Records contained in a dataset
# # # # #
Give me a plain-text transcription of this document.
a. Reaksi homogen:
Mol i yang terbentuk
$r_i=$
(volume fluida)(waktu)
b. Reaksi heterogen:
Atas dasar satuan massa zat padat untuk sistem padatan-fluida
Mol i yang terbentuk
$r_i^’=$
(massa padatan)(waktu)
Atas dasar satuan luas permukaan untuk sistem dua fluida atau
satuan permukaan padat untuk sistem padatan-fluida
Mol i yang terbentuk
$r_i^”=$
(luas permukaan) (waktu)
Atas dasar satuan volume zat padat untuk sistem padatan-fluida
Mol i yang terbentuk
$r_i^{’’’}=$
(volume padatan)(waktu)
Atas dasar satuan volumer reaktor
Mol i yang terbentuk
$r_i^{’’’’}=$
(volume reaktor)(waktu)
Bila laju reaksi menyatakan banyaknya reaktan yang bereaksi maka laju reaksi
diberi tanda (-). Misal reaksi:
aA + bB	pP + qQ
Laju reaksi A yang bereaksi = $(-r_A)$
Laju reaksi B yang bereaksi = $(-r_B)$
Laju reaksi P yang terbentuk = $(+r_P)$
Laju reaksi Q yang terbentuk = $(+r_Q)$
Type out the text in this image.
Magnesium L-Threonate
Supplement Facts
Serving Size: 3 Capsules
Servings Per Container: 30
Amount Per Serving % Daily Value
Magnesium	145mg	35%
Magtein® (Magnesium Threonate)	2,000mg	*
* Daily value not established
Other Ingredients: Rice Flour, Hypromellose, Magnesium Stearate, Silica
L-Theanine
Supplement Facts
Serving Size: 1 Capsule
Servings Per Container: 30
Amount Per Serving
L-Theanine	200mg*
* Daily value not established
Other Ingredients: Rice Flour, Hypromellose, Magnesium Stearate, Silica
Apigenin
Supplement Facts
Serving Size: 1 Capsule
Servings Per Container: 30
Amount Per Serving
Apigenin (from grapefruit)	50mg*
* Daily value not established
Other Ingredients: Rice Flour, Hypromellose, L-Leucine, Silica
# # # # #
What the task asks. Go through the lines above. Select every one that has the string "padatan".

The response.
Atas dasar satuan massa zat padat untuk sistem padatan-fluida
(massa padatan)(waktu)
satuan permukaan padat untuk sistem padatan-fluida
Atas dasar satuan volume zat padat untuk sistem padatan-fluida
(volume padatan)(waktu)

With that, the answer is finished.